Write the entries below out again exactly; any picture in them stays out.

** RECORDS FOR THIS EXERCISE **
## START
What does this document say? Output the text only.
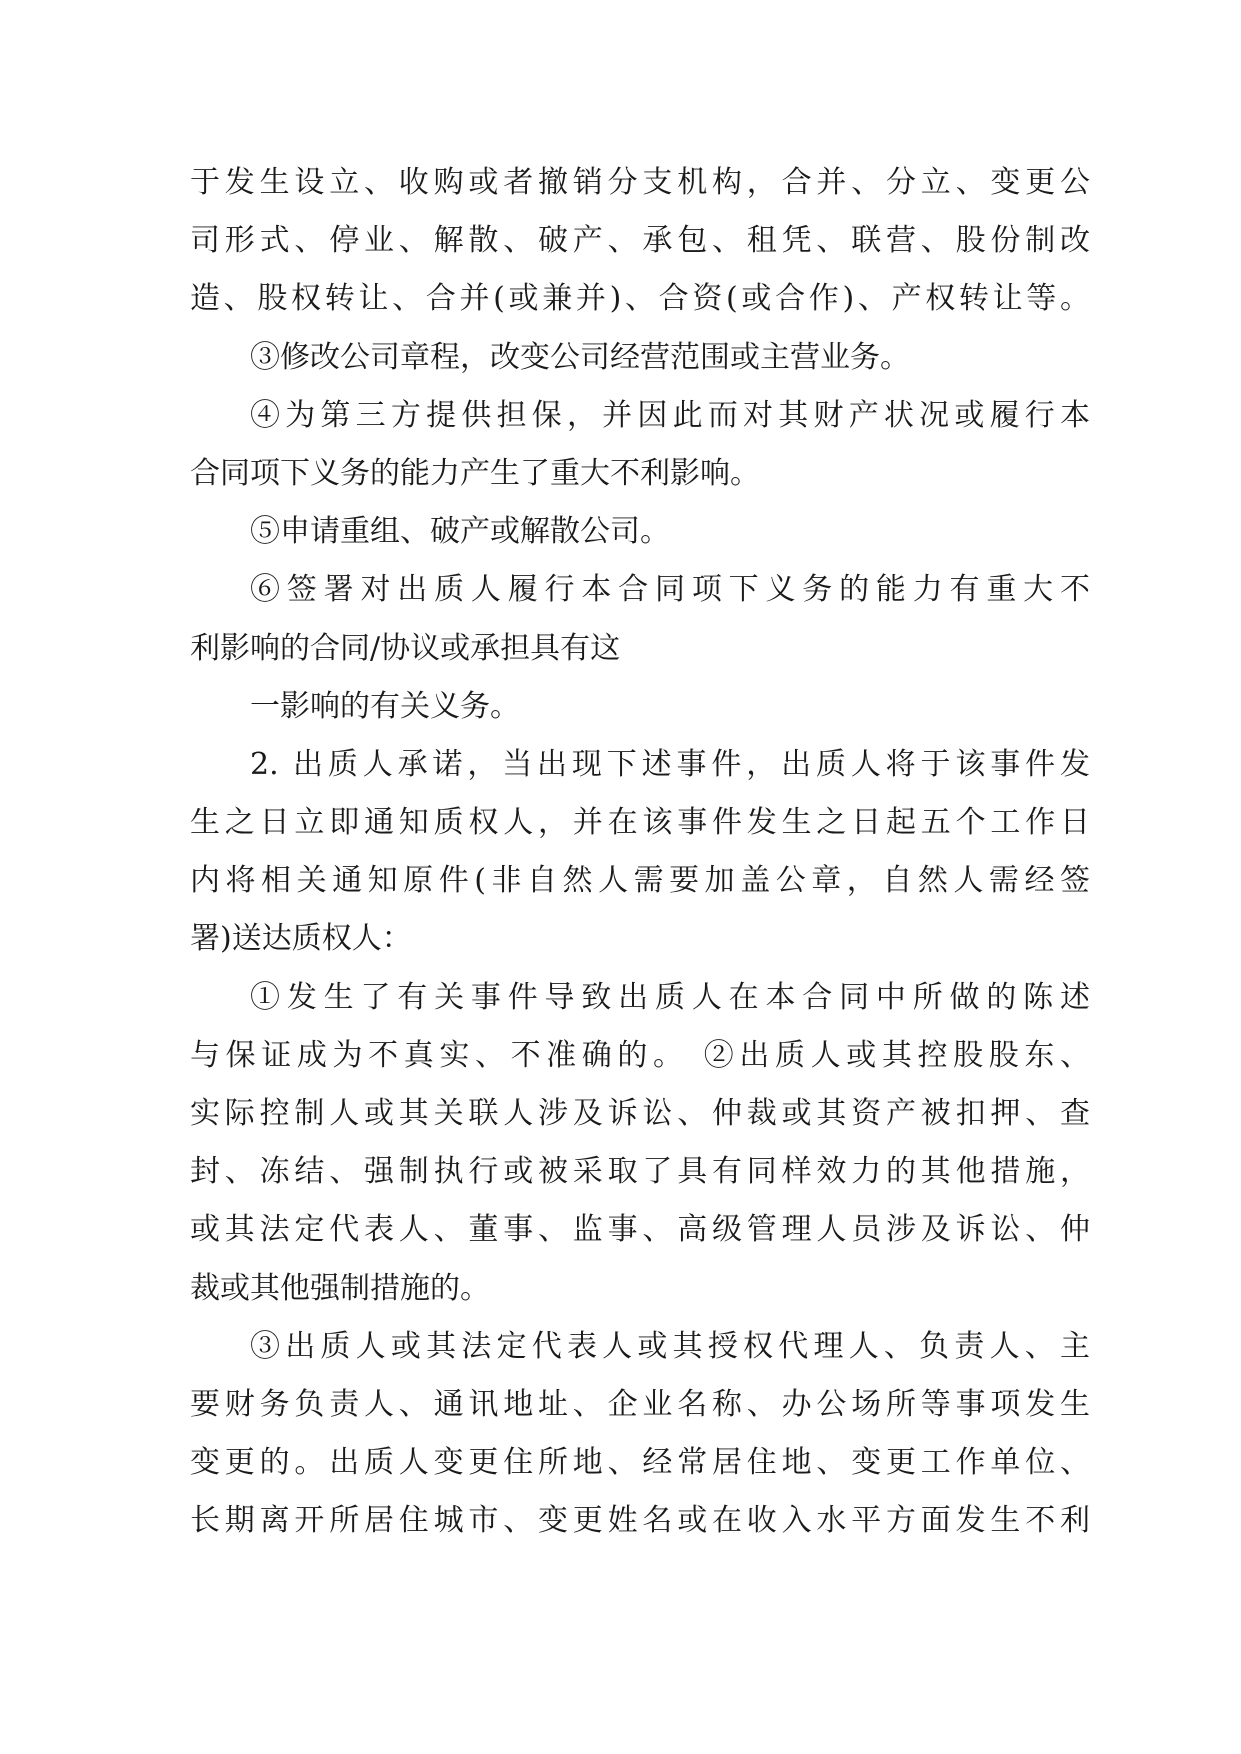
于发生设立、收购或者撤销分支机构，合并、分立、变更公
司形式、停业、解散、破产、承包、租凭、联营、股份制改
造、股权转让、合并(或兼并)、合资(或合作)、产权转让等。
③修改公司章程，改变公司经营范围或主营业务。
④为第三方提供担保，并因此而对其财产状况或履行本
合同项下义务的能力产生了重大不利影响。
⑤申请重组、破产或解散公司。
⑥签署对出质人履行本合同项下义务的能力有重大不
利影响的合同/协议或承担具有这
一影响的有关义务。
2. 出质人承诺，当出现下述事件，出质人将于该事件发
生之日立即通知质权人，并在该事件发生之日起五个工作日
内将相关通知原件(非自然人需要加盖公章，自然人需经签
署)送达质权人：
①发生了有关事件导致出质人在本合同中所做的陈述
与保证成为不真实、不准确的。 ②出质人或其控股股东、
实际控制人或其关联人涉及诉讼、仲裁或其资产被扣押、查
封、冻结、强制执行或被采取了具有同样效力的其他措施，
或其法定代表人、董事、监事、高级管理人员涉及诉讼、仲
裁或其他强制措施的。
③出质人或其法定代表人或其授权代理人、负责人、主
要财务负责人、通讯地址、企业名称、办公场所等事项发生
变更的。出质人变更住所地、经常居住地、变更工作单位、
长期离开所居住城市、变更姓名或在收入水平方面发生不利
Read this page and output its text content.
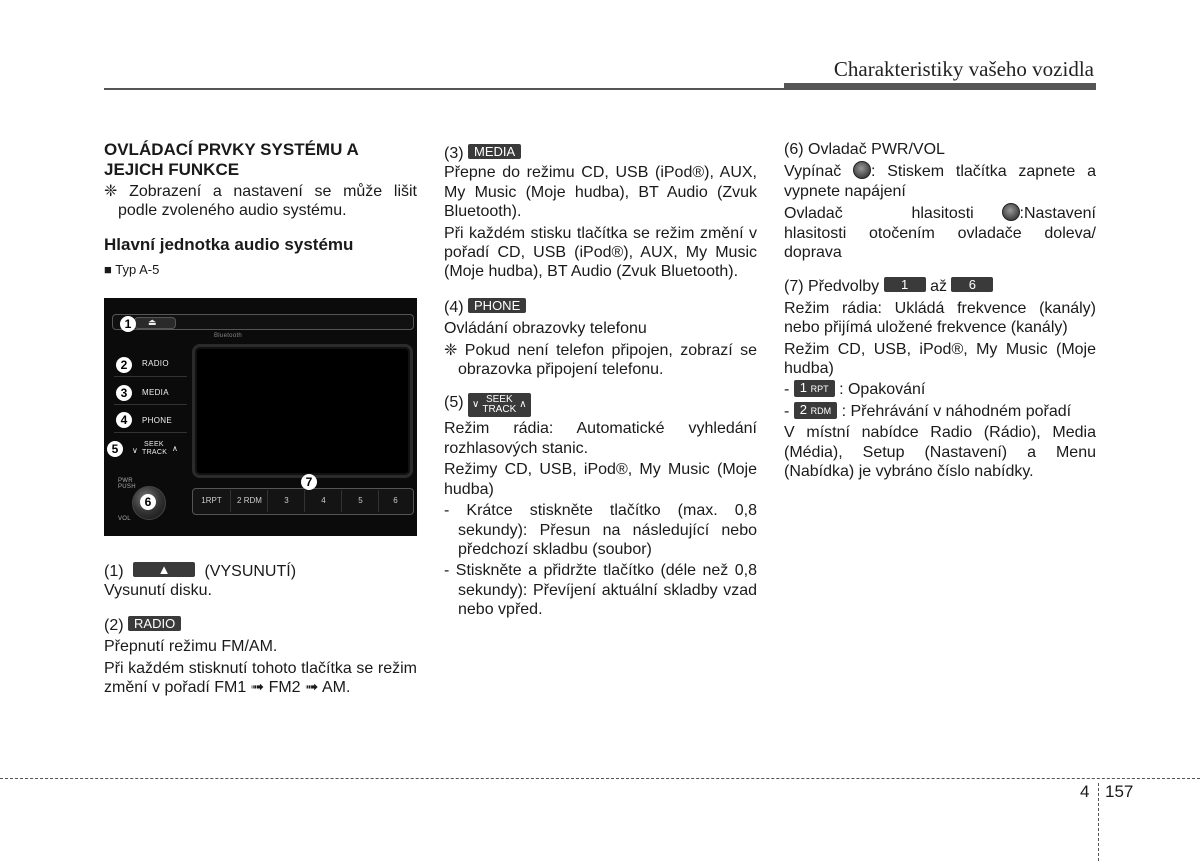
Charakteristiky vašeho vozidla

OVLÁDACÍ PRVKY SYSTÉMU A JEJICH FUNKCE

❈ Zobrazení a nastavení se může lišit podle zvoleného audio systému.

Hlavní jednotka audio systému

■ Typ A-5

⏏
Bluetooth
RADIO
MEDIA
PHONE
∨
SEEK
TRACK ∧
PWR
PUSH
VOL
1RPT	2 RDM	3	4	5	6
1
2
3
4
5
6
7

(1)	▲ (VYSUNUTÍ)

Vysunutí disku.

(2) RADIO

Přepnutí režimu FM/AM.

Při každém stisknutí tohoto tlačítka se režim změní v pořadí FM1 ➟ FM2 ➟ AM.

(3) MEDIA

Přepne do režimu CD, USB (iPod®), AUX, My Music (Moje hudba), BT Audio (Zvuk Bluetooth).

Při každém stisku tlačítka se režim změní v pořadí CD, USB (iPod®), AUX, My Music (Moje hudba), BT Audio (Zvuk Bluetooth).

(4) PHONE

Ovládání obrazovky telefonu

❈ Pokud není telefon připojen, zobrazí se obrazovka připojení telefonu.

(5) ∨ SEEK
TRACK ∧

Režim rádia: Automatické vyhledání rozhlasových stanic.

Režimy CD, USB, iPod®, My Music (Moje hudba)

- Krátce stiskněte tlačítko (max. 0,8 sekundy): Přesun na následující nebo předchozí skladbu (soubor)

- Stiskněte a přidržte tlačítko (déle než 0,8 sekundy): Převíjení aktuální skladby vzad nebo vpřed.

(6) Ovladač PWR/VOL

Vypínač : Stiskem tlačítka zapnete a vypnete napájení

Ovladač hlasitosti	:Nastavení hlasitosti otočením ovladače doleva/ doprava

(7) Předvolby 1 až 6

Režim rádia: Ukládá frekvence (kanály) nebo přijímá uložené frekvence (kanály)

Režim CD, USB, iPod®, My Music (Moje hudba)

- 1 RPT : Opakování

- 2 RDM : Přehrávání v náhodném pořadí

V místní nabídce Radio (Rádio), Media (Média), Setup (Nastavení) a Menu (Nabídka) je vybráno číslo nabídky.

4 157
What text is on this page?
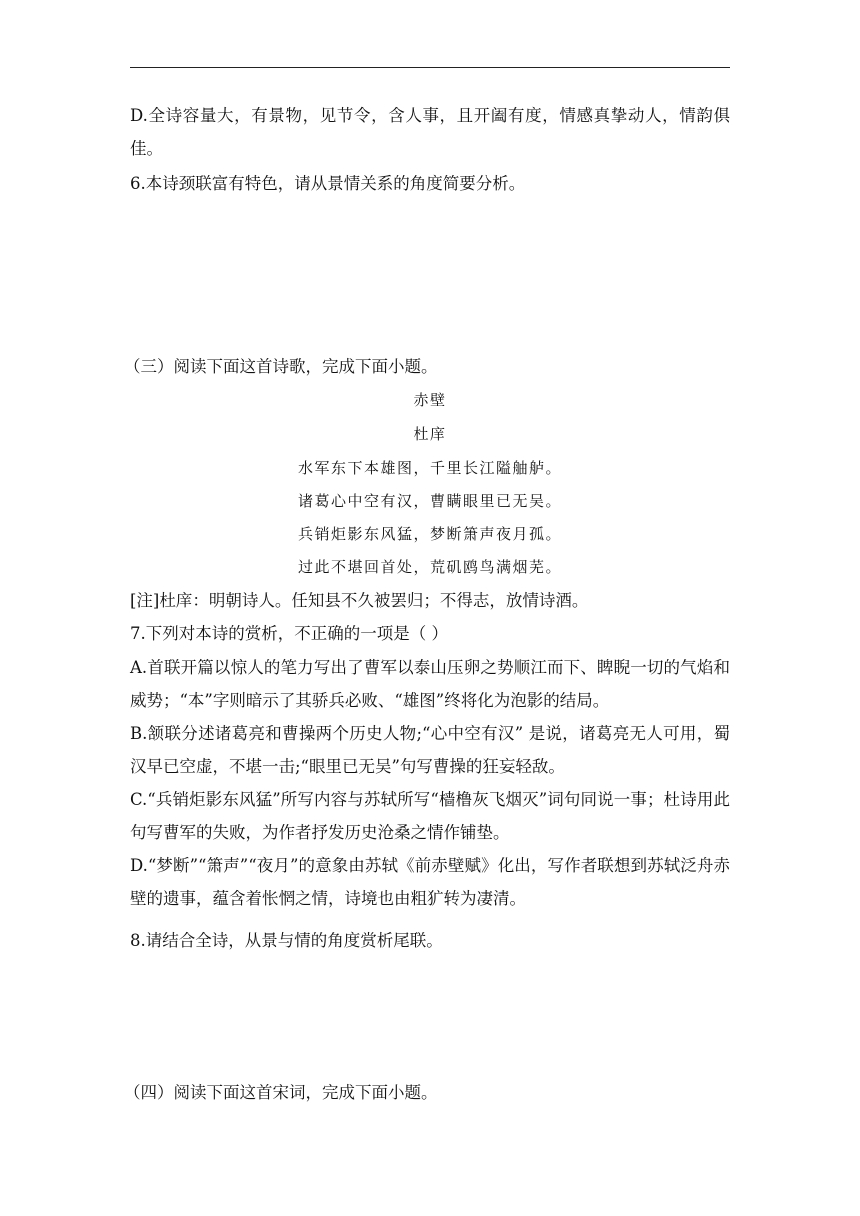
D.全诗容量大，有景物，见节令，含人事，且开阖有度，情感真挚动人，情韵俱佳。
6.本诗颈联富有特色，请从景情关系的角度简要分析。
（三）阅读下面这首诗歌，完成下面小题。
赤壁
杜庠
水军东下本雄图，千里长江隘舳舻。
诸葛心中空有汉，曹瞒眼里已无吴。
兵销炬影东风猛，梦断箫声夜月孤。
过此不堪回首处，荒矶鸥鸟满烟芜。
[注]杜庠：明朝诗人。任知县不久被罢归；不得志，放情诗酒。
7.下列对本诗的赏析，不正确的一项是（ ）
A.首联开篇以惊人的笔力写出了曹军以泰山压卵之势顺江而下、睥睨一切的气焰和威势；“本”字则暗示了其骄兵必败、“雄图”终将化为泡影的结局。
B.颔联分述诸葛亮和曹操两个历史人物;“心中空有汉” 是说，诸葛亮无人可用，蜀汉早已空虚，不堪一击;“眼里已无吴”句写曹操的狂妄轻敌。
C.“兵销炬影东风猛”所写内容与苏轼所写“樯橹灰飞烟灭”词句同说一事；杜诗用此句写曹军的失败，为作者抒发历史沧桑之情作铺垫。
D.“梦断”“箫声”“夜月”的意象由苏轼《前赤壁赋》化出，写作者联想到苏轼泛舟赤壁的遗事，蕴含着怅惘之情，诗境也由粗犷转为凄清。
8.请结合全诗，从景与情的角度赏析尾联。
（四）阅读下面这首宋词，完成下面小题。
## END
** TASK SOLUTION **
What does this document say? Output the text only.
于发生设立、收购或者撤销分支机构，合并、分立、变更公
司形式、停业、解散、破产、承包、租凭、联营、股份制改
造、股权转让、合并(或兼并)、合资(或合作)、产权转让等。
③修改公司章程，改变公司经营范围或主营业务。
④为第三方提供担保，并因此而对其财产状况或履行本
合同项下义务的能力产生了重大不利影响。
⑤申请重组、破产或解散公司。
⑥签署对出质人履行本合同项下义务的能力有重大不
利影响的合同/协议或承担具有这
一影响的有关义务。
2. 出质人承诺，当出现下述事件，出质人将于该事件发
生之日立即通知质权人，并在该事件发生之日起五个工作日
内将相关通知原件(非自然人需要加盖公章，自然人需经签
署)送达质权人：
①发生了有关事件导致出质人在本合同中所做的陈述
与保证成为不真实、不准确的。 ②出质人或其控股股东、
实际控制人或其关联人涉及诉讼、仲裁或其资产被扣押、查
封、冻结、强制执行或被采取了具有同样效力的其他措施，
或其法定代表人、董事、监事、高级管理人员涉及诉讼、仲
裁或其他强制措施的。
③出质人或其法定代表人或其授权代理人、负责人、主
要财务负责人、通讯地址、企业名称、办公场所等事项发生
变更的。出质人变更住所地、经常居住地、变更工作单位、
长期离开所居住城市、变更姓名或在收入水平方面发生不利
Read this page and output its text content.
Charakteristiky vašeho vozidla

OVLÁDACÍ PRVKY SYSTÉMU A JEJICH FUNKCE

❈ Zobrazení a nastavení se může lišit podle zvoleného audio systému.

Hlavní jednotka audio systému

■ Typ A-5

⏏
Bluetooth
RADIO
MEDIA
PHONE
∨
SEEK
TRACK ∧
PWR
PUSH
VOL
1RPT	2 RDM	3	4	5	6
1
2
3
4
5
6
7

(1)	▲ (VYSUNUTÍ)

Vysunutí disku.

(2) RADIO

Přepnutí režimu FM/AM.

Při každém stisknutí tohoto tlačítka se režim změní v pořadí FM1 ➟ FM2 ➟ AM.

(3) MEDIA

Přepne do režimu CD, USB (iPod®), AUX, My Music (Moje hudba), BT Audio (Zvuk Bluetooth).

Při každém stisku tlačítka se režim změní v pořadí CD, USB (iPod®), AUX, My Music (Moje hudba), BT Audio (Zvuk Bluetooth).

(4) PHONE

Ovládání obrazovky telefonu

❈ Pokud není telefon připojen, zobrazí se obrazovka připojení telefonu.

(5) ∨ SEEK
TRACK ∧

Režim rádia: Automatické vyhledání rozhlasových stanic.

Režimy CD, USB, iPod®, My Music (Moje hudba)

- Krátce stiskněte tlačítko (max. 0,8 sekundy): Přesun na následující nebo předchozí skladbu (soubor)

- Stiskněte a přidržte tlačítko (déle než 0,8 sekundy): Převíjení aktuální skladby vzad nebo vpřed.

(6) Ovladač PWR/VOL

Vypínač : Stiskem tlačítka zapnete a vypnete napájení

Ovladač hlasitosti	:Nastavení hlasitosti otočením ovladače doleva/ doprava

(7) Předvolby 1 až 6

Režim rádia: Ukládá frekvence (kanály) nebo přijímá uložené frekvence (kanály)

Režim CD, USB, iPod®, My Music (Moje hudba)

- 1 RPT : Opakování

- 2 RDM : Přehrávání v náhodném pořadí

V místní nabídce Radio (Rádio), Media (Média), Setup (Nastavení) a Menu (Nabídka) je vybráno číslo nabídky.

4 157
What text is on this page?
D.全诗容量大，有景物，见节令，含人事，且开阖有度，情感真挚动人，情韵俱佳。
6.本诗颈联富有特色，请从景情关系的角度简要分析。
（三）阅读下面这首诗歌，完成下面小题。
赤壁
杜庠
水军东下本雄图，千里长江隘舳舻。
诸葛心中空有汉，曹瞒眼里已无吴。
兵销炬影东风猛，梦断箫声夜月孤。
过此不堪回首处，荒矶鸥鸟满烟芜。
[注]杜庠：明朝诗人。任知县不久被罢归；不得志，放情诗酒。
7.下列对本诗的赏析，不正确的一项是（ ）
A.首联开篇以惊人的笔力写出了曹军以泰山压卵之势顺江而下、睥睨一切的气焰和威势；“本”字则暗示了其骄兵必败、“雄图”终将化为泡影的结局。
B.颔联分述诸葛亮和曹操两个历史人物;“心中空有汉” 是说，诸葛亮无人可用，蜀汉早已空虚，不堪一击;“眼里已无吴”句写曹操的狂妄轻敌。
C.“兵销炬影东风猛”所写内容与苏轼所写“樯橹灰飞烟灭”词句同说一事；杜诗用此句写曹军的失败，为作者抒发历史沧桑之情作铺垫。
D.“梦断”“箫声”“夜月”的意象由苏轼《前赤壁赋》化出，写作者联想到苏轼泛舟赤壁的遗事，蕴含着怅惘之情，诗境也由粗犷转为凄清。
8.请结合全诗，从景与情的角度赏析尾联。
（四）阅读下面这首宋词，完成下面小题。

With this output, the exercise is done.